TASK TO COMPLETE
Repeat the whole listing exactly.

++++ EXCERPTED RECORDS

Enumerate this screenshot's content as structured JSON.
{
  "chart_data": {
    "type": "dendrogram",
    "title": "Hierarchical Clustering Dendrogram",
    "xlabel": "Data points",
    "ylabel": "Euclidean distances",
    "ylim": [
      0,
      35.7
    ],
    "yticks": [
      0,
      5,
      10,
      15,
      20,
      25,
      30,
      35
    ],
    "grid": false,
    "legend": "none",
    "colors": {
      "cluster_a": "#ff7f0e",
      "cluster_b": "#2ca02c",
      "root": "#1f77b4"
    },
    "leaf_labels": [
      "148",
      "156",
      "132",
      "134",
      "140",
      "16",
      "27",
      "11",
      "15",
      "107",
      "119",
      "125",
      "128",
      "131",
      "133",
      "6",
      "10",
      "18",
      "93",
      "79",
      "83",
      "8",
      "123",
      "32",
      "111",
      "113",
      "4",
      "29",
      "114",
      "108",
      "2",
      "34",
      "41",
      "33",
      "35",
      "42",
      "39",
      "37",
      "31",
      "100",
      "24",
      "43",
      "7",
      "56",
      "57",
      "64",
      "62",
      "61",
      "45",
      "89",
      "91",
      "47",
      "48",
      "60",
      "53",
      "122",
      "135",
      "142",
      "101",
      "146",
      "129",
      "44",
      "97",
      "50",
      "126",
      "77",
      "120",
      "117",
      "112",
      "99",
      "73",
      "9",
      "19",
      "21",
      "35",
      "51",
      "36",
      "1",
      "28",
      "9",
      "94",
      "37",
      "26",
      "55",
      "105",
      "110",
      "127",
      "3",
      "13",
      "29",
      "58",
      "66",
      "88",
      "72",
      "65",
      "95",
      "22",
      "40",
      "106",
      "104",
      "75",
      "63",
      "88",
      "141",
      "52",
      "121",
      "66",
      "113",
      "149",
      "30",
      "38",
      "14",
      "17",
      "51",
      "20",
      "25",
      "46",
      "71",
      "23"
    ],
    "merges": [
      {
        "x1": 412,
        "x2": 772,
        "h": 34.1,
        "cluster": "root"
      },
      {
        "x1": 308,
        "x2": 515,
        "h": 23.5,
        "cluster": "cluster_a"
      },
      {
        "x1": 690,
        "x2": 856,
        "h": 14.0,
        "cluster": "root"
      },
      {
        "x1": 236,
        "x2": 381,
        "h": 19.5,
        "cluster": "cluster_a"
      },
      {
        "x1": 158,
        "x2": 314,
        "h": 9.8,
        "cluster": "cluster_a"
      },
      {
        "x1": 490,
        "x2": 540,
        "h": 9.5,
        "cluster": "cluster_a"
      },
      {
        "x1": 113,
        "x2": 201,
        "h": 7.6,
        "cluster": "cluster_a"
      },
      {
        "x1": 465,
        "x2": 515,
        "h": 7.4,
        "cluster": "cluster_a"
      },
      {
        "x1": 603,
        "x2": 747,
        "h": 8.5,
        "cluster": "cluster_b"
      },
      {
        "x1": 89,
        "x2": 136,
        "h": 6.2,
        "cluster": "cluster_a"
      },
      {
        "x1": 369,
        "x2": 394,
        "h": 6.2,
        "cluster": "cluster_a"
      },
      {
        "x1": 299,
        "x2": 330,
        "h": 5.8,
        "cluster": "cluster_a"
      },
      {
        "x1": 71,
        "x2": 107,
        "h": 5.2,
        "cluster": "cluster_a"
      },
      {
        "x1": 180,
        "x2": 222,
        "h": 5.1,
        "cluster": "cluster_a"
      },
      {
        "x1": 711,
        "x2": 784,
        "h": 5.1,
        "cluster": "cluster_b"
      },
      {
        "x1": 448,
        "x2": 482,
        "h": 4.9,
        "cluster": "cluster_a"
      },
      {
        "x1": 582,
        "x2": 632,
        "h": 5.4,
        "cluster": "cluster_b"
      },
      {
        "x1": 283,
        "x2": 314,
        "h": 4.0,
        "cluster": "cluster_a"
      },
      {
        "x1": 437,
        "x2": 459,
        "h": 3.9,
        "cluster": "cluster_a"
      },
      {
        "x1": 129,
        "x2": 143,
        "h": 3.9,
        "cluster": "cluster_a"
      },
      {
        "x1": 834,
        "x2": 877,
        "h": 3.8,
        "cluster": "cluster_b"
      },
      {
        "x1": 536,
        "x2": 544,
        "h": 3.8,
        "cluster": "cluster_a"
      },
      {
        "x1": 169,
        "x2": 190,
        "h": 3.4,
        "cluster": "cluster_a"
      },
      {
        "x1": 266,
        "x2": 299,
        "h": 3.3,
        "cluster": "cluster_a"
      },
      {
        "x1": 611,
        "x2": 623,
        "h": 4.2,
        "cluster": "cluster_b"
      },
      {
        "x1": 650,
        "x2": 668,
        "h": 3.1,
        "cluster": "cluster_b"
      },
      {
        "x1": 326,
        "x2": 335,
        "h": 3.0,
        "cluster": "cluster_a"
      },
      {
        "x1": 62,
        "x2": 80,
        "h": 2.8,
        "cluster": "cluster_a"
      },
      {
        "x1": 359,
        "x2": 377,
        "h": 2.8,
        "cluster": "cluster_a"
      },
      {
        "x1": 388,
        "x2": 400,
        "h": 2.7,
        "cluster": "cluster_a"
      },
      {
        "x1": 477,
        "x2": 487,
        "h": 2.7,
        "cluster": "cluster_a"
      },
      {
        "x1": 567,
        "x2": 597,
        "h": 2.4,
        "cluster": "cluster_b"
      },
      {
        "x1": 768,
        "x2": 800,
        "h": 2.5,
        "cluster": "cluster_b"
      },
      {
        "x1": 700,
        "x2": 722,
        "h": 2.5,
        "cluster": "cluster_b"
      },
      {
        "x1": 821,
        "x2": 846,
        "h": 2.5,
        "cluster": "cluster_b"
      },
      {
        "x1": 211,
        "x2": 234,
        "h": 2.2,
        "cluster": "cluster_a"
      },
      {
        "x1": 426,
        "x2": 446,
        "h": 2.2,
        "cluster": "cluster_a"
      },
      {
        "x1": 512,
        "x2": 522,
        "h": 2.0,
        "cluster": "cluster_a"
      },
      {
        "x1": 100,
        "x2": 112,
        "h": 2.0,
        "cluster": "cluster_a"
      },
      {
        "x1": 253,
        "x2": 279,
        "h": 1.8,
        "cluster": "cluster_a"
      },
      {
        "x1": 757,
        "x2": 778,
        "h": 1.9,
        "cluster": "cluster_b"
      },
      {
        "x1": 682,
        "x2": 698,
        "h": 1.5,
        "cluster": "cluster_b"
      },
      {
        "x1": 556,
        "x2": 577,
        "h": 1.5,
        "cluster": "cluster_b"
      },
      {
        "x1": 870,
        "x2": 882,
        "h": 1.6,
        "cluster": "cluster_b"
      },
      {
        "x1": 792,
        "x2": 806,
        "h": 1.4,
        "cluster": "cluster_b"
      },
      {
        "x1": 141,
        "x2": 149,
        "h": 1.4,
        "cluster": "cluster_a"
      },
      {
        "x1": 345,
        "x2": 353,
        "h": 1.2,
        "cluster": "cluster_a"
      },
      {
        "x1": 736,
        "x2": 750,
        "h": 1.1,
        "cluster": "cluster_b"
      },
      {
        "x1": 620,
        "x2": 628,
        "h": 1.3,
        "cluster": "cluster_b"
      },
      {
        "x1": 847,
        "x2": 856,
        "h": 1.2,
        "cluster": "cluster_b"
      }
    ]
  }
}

++++++++

TASK ANSWER
Enumerate this screenshot's content as structured JSON.
{
  "chart_data": {
    "type": "dendrogram",
    "title": "Hierarchical Clustering Dendrogram",
    "xlabel": "Data points",
    "ylabel": "Euclidean distances",
    "ylim": [
      0,
      35.7
    ],
    "yticks": [
      0,
      5,
      10,
      15,
      20,
      25,
      30,
      35
    ],
    "grid": false,
    "legend": "none",
    "colors": {
      "cluster_a": "#ff7f0e",
      "cluster_b": "#2ca02c",
      "root": "#1f77b4"
    },
    "leaf_labels": [
      "148",
      "156",
      "132",
      "134",
      "140",
      "16",
      "27",
      "11",
      "15",
      "107",
      "119",
      "125",
      "128",
      "131",
      "133",
      "6",
      "10",
      "18",
      "93",
      "79",
      "83",
      "8",
      "123",
      "32",
      "111",
      "113",
      "4",
      "29",
      "114",
      "108",
      "2",
      "34",
      "41",
      "33",
      "35",
      "42",
      "39",
      "37",
      "31",
      "100",
      "24",
      "43",
      "7",
      "56",
      "57",
      "64",
      "62",
      "61",
      "45",
      "89",
      "91",
      "47",
      "48",
      "60",
      "53",
      "122",
      "135",
      "142",
      "101",
      "146",
      "129",
      "44",
      "97",
      "50",
      "126",
      "77",
      "120",
      "117",
      "112",
      "99",
      "73",
      "9",
      "19",
      "21",
      "35",
      "51",
      "36",
      "1",
      "28",
      "9",
      "94",
      "37",
      "26",
      "55",
      "105",
      "110",
      "127",
      "3",
      "13",
      "29",
      "58",
      "66",
      "88",
      "72",
      "65",
      "95",
      "22",
      "40",
      "106",
      "104",
      "75",
      "63",
      "88",
      "141",
      "52",
      "121",
      "66",
      "113",
      "149",
      "30",
      "38",
      "14",
      "17",
      "51",
      "20",
      "25",
      "46",
      "71",
      "23"
    ],
    "merges": [
      {
        "x1": 412,
        "x2": 772,
        "h": 34.1,
        "cluster": "root"
      },
      {
        "x1": 308,
        "x2": 515,
        "h": 23.5,
        "cluster": "cluster_a"
      },
      {
        "x1": 690,
        "x2": 856,
        "h": 14.0,
        "cluster": "root"
      },
      {
        "x1": 236,
        "x2": 381,
        "h": 19.5,
        "cluster": "cluster_a"
      },
      {
        "x1": 158,
        "x2": 314,
        "h": 9.8,
        "cluster": "cluster_a"
      },
      {
        "x1": 490,
        "x2": 540,
        "h": 9.5,
        "cluster": "cluster_a"
      },
      {
        "x1": 113,
        "x2": 201,
        "h": 7.6,
        "cluster": "cluster_a"
      },
      {
        "x1": 465,
        "x2": 515,
        "h": 7.4,
        "cluster": "cluster_a"
      },
      {
        "x1": 603,
        "x2": 747,
        "h": 8.5,
        "cluster": "cluster_b"
      },
      {
        "x1": 89,
        "x2": 136,
        "h": 6.2,
        "cluster": "cluster_a"
      },
      {
        "x1": 369,
        "x2": 394,
        "h": 6.2,
        "cluster": "cluster_a"
      },
      {
        "x1": 299,
        "x2": 330,
        "h": 5.8,
        "cluster": "cluster_a"
      },
      {
        "x1": 71,
        "x2": 107,
        "h": 5.2,
        "cluster": "cluster_a"
      },
      {
        "x1": 180,
        "x2": 222,
        "h": 5.1,
        "cluster": "cluster_a"
      },
      {
        "x1": 711,
        "x2": 784,
        "h": 5.1,
        "cluster": "cluster_b"
      },
      {
        "x1": 448,
        "x2": 482,
        "h": 4.9,
        "cluster": "cluster_a"
      },
      {
        "x1": 582,
        "x2": 632,
        "h": 5.4,
        "cluster": "cluster_b"
      },
      {
        "x1": 283,
        "x2": 314,
        "h": 4.0,
        "cluster": "cluster_a"
      },
      {
        "x1": 437,
        "x2": 459,
        "h": 3.9,
        "cluster": "cluster_a"
      },
      {
        "x1": 129,
        "x2": 143,
        "h": 3.9,
        "cluster": "cluster_a"
      },
      {
        "x1": 834,
        "x2": 877,
        "h": 3.8,
        "cluster": "cluster_b"
      },
      {
        "x1": 536,
        "x2": 544,
        "h": 3.8,
        "cluster": "cluster_a"
      },
      {
        "x1": 169,
        "x2": 190,
        "h": 3.4,
        "cluster": "cluster_a"
      },
      {
        "x1": 266,
        "x2": 299,
        "h": 3.3,
        "cluster": "cluster_a"
      },
      {
        "x1": 611,
        "x2": 623,
        "h": 4.2,
        "cluster": "cluster_b"
      },
      {
        "x1": 650,
        "x2": 668,
        "h": 3.1,
        "cluster": "cluster_b"
      },
      {
        "x1": 326,
        "x2": 335,
        "h": 3.0,
        "cluster": "cluster_a"
      },
      {
        "x1": 62,
        "x2": 80,
        "h": 2.8,
        "cluster": "cluster_a"
      },
      {
        "x1": 359,
        "x2": 377,
        "h": 2.8,
        "cluster": "cluster_a"
      },
      {
        "x1": 388,
        "x2": 400,
        "h": 2.7,
        "cluster": "cluster_a"
      },
      {
        "x1": 477,
        "x2": 487,
        "h": 2.7,
        "cluster": "cluster_a"
      },
      {
        "x1": 567,
        "x2": 597,
        "h": 2.4,
        "cluster": "cluster_b"
      },
      {
        "x1": 768,
        "x2": 800,
        "h": 2.5,
        "cluster": "cluster_b"
      },
      {
        "x1": 700,
        "x2": 722,
        "h": 2.5,
        "cluster": "cluster_b"
      },
      {
        "x1": 821,
        "x2": 846,
        "h": 2.5,
        "cluster": "cluster_b"
      },
      {
        "x1": 211,
        "x2": 234,
        "h": 2.2,
        "cluster": "cluster_a"
      },
      {
        "x1": 426,
        "x2": 446,
        "h": 2.2,
        "cluster": "cluster_a"
      },
      {
        "x1": 512,
        "x2": 522,
        "h": 2.0,
        "cluster": "cluster_a"
      },
      {
        "x1": 100,
        "x2": 112,
        "h": 2.0,
        "cluster": "cluster_a"
      },
      {
        "x1": 253,
        "x2": 279,
        "h": 1.8,
        "cluster": "cluster_a"
      },
      {
        "x1": 757,
        "x2": 778,
        "h": 1.9,
        "cluster": "cluster_b"
      },
      {
        "x1": 682,
        "x2": 698,
        "h": 1.5,
        "cluster": "cluster_b"
      },
      {
        "x1": 556,
        "x2": 577,
        "h": 1.5,
        "cluster": "cluster_b"
      },
      {
        "x1": 870,
        "x2": 882,
        "h": 1.6,
        "cluster": "cluster_b"
      },
      {
        "x1": 792,
        "x2": 806,
        "h": 1.4,
        "cluster": "cluster_b"
      },
      {
        "x1": 141,
        "x2": 149,
        "h": 1.4,
        "cluster": "cluster_a"
      },
      {
        "x1": 345,
        "x2": 353,
        "h": 1.2,
        "cluster": "cluster_a"
      },
      {
        "x1": 736,
        "x2": 750,
        "h": 1.1,
        "cluster": "cluster_b"
      },
      {
        "x1": 620,
        "x2": 628,
        "h": 1.3,
        "cluster": "cluster_b"
      },
      {
        "x1": 847,
        "x2": 856,
        "h": 1.2,
        "cluster": "cluster_b"
      }
    ]
  }
}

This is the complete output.